## DIRECTIONS:
Find and return each line containing "this".

↓↓↓

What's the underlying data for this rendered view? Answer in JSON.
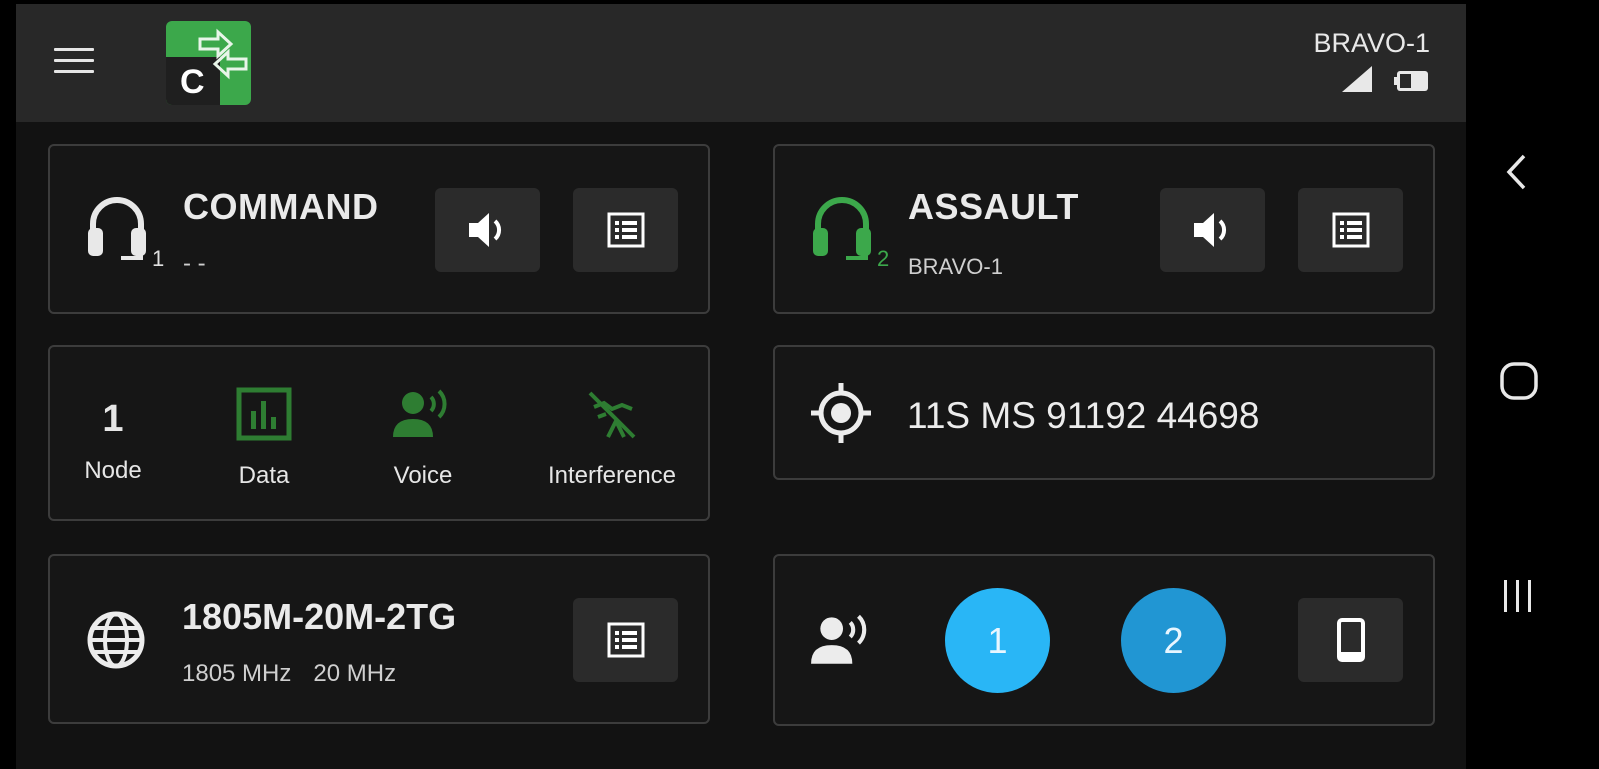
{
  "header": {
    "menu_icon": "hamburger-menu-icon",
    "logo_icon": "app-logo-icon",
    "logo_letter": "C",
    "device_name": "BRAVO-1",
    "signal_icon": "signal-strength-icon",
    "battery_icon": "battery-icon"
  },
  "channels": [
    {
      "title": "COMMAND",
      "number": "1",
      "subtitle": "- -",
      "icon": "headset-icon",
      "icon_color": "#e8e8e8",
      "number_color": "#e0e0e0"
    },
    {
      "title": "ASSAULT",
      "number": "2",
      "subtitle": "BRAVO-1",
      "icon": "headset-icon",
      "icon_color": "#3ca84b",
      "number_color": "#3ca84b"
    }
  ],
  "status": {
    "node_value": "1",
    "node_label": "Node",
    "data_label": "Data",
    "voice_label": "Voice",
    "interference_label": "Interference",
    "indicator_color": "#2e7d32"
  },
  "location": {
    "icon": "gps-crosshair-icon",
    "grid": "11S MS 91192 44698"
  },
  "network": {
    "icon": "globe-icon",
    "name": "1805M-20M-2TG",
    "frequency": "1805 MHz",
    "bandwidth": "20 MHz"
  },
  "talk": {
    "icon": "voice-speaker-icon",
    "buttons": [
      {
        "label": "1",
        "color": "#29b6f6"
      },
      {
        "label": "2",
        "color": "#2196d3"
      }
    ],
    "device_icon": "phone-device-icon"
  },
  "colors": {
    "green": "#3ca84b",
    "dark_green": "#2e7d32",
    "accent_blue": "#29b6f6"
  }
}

↑↑↑
↓↓↓

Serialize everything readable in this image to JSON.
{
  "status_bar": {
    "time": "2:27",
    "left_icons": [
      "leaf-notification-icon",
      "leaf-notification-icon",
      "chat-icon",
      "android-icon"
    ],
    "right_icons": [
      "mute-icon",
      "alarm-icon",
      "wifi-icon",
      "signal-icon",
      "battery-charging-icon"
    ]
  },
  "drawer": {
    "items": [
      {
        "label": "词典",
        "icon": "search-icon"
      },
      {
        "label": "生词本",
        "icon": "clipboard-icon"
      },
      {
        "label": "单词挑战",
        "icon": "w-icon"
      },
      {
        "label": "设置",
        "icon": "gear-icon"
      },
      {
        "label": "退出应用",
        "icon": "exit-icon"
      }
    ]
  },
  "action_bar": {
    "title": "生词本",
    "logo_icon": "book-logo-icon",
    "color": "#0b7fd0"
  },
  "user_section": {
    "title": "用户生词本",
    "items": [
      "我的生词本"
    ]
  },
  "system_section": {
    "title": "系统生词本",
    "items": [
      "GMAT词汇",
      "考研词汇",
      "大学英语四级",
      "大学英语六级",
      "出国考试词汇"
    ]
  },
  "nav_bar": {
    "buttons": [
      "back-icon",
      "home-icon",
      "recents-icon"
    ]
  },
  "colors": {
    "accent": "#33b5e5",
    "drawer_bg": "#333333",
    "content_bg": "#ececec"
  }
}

↑↑↑
↓↓↓

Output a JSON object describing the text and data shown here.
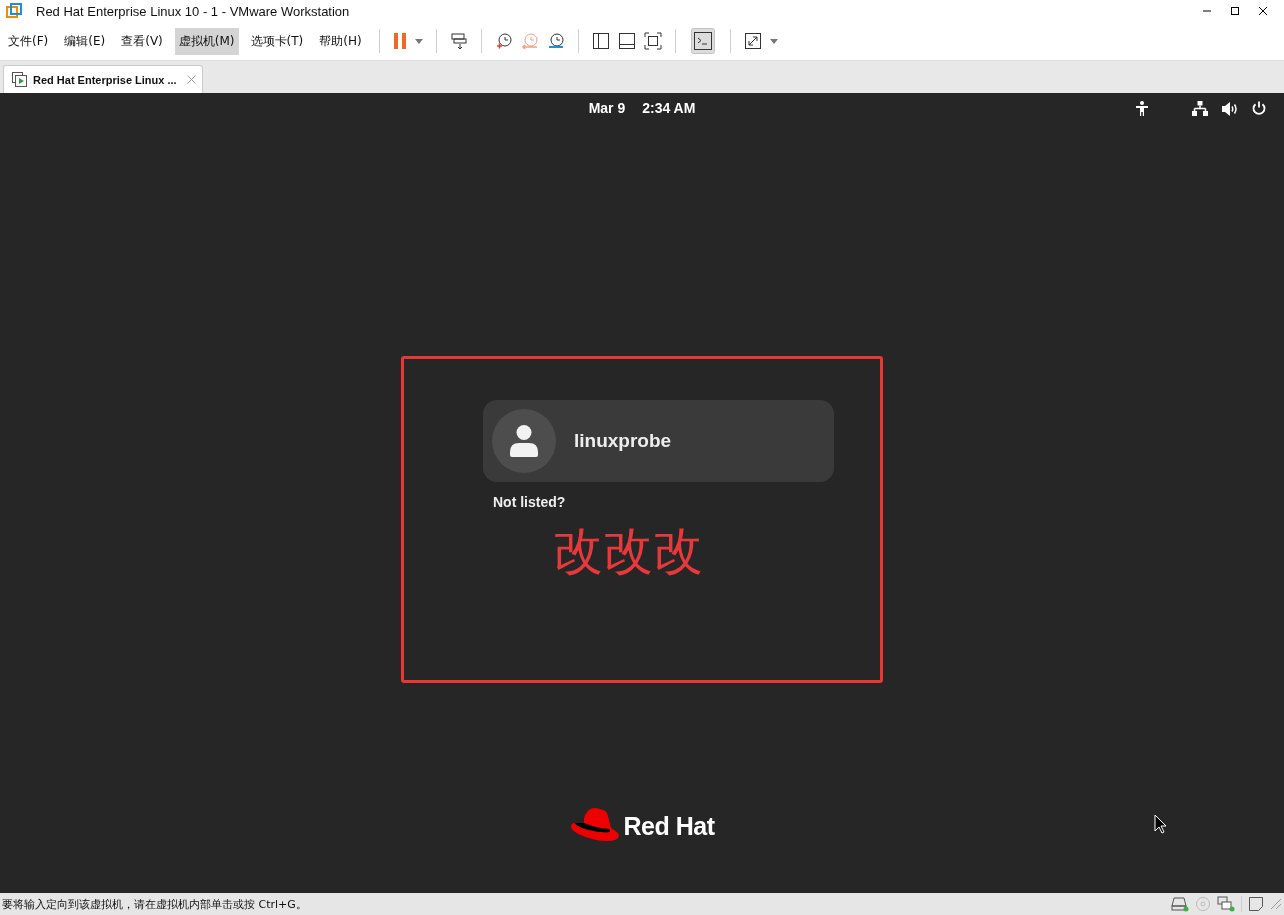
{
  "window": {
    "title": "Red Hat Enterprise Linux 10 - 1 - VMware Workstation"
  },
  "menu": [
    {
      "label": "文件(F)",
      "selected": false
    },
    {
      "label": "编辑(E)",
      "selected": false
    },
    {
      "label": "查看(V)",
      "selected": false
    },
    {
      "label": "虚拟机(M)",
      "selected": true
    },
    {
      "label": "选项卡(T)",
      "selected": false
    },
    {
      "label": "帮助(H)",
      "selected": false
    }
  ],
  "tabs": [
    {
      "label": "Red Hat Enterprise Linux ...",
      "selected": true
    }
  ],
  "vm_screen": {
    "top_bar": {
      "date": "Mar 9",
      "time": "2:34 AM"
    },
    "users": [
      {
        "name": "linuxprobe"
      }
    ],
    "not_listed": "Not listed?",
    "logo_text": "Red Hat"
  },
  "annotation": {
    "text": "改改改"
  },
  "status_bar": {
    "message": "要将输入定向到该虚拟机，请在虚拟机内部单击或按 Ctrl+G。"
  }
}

↑↑↑

## CORRECT RESULT:
What's the underlying data for this rendered view? Answer in JSON.
Serialize everything readable in this image to JSON.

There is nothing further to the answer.